JOB
Check each line of the material below for "style", then copy the ones that contain it.

Chart and figure data
==========

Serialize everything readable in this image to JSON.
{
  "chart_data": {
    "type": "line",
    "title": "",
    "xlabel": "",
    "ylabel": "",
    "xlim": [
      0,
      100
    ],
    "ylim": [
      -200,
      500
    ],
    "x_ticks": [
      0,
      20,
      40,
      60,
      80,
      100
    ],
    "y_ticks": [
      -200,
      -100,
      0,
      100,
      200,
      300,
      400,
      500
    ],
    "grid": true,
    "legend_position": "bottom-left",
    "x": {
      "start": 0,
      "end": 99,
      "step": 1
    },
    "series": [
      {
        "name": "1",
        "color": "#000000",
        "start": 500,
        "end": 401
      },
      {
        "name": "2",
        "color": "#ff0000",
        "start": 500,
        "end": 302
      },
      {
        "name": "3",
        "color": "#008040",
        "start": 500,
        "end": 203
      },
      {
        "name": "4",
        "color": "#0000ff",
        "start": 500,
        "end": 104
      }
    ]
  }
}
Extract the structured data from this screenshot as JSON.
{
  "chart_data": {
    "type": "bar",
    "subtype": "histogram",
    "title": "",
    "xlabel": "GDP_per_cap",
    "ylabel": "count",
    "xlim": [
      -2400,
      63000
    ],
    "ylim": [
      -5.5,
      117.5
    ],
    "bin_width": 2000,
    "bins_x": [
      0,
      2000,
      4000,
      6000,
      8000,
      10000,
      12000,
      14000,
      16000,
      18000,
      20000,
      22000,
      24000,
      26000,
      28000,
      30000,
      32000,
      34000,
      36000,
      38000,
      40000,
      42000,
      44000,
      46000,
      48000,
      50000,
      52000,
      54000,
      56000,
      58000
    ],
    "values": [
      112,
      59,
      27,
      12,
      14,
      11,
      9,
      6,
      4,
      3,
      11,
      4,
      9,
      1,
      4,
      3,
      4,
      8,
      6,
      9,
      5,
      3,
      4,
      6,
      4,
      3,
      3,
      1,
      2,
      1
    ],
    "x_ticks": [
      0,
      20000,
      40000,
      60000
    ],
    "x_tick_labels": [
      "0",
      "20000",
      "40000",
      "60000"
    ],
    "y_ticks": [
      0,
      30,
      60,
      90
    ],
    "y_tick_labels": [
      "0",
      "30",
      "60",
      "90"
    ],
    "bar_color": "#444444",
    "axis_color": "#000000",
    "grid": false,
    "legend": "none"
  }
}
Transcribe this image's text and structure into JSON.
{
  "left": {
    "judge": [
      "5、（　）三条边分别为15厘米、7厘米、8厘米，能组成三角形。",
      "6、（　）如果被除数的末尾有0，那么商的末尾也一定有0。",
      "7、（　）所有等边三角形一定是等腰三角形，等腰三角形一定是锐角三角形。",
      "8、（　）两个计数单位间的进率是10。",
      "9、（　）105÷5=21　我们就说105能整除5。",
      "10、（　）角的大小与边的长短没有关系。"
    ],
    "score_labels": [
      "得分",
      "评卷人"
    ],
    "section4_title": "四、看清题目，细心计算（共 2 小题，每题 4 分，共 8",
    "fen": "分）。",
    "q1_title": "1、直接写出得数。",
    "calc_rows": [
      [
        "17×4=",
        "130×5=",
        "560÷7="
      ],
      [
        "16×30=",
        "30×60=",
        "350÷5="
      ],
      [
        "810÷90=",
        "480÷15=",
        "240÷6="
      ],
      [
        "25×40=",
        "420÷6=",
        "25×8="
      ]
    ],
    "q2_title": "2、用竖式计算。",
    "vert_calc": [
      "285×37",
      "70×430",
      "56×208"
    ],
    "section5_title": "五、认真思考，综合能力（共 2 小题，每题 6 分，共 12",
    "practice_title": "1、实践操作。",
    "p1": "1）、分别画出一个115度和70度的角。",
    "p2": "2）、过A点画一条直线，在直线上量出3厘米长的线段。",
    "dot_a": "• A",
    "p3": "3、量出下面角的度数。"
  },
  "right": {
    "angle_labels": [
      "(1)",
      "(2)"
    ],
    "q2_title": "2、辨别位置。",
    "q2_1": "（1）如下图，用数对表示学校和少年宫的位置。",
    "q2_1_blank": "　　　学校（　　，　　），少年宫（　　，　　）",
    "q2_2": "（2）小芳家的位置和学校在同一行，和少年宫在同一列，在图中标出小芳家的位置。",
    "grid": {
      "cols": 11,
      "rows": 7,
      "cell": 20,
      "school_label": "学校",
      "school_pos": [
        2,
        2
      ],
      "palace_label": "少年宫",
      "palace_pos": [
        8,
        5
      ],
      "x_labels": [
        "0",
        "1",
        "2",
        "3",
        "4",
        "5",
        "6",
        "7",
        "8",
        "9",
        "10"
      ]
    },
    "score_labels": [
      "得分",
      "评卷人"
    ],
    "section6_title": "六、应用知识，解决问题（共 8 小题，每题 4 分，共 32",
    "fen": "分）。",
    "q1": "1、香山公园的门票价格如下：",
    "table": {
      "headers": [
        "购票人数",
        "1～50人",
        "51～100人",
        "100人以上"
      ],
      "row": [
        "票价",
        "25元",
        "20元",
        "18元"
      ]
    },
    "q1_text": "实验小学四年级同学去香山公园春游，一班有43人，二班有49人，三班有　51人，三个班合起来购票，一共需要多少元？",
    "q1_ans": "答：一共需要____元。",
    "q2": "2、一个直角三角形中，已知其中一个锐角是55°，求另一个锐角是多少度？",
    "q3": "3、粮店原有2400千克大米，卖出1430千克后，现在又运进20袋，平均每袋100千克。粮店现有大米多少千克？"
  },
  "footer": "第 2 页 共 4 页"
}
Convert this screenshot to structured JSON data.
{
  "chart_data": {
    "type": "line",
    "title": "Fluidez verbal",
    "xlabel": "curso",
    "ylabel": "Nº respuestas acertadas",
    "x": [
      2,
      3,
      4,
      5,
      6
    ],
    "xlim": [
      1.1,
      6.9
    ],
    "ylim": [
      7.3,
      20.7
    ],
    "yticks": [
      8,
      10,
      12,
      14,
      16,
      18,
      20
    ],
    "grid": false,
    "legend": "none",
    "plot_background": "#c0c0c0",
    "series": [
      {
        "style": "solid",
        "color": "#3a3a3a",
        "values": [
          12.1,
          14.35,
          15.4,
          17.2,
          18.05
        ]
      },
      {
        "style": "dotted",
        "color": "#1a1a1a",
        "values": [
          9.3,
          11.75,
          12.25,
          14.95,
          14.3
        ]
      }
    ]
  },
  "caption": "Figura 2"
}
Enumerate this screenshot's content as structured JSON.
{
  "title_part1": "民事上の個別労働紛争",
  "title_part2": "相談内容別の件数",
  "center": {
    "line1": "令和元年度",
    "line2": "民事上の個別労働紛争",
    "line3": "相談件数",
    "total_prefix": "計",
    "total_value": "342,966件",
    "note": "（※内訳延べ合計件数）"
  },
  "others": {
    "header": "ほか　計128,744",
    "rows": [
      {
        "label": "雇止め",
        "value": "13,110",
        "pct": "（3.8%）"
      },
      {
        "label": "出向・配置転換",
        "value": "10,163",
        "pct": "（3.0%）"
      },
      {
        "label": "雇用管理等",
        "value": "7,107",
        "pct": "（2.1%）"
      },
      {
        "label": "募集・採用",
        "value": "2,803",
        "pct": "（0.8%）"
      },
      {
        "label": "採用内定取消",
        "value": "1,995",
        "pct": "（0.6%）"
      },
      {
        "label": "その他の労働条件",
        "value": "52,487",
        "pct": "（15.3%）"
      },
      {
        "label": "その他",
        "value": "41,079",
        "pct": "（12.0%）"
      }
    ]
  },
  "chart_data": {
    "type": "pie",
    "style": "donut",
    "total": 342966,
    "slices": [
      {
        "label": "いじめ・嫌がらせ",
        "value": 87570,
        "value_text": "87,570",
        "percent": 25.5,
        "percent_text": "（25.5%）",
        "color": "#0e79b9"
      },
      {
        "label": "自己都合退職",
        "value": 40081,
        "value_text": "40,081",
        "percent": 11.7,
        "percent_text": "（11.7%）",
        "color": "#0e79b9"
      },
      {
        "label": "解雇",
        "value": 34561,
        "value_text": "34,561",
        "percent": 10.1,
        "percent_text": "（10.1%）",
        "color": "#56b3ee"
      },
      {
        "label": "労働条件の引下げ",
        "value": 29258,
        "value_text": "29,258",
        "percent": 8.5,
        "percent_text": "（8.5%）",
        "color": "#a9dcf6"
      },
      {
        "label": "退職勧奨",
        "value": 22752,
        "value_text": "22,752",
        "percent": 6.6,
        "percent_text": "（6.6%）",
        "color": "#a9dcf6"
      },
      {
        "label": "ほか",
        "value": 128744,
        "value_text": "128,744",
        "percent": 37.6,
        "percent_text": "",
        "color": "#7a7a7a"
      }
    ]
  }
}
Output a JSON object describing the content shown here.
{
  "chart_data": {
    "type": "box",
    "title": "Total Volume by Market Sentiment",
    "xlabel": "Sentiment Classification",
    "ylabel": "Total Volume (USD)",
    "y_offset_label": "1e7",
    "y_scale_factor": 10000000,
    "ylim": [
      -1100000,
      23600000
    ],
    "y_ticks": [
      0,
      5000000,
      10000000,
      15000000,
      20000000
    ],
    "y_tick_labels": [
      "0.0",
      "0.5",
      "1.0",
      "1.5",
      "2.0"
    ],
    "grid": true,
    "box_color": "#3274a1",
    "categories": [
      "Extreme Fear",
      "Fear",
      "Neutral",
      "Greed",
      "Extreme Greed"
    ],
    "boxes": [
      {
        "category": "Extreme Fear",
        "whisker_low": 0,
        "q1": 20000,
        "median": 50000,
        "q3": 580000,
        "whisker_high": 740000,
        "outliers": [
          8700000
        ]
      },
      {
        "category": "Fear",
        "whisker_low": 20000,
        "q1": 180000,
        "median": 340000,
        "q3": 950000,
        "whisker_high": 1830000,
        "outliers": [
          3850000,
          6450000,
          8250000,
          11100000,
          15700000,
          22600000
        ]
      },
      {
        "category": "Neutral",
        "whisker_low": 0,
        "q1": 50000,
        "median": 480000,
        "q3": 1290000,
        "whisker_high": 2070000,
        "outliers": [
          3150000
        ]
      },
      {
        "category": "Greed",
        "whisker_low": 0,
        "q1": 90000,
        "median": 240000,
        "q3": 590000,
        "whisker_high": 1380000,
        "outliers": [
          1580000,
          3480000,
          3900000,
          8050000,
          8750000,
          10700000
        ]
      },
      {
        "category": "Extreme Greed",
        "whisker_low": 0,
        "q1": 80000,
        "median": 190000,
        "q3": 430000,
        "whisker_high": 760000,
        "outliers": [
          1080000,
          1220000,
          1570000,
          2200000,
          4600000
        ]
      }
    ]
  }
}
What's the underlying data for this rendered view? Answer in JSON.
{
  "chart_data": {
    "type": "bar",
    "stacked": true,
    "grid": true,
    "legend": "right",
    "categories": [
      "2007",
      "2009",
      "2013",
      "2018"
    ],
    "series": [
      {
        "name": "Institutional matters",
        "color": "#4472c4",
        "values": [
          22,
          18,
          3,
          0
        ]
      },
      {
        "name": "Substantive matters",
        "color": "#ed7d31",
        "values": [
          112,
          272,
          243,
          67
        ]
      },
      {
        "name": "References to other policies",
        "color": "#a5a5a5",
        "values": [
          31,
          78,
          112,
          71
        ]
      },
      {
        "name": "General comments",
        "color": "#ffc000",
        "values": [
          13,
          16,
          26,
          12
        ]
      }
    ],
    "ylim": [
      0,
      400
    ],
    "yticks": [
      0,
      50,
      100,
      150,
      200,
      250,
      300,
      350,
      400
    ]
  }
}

==========

RESULT FOR THIS EXERCISE
        "style": "solid",
        "style": "dotted",
    "style": "donut",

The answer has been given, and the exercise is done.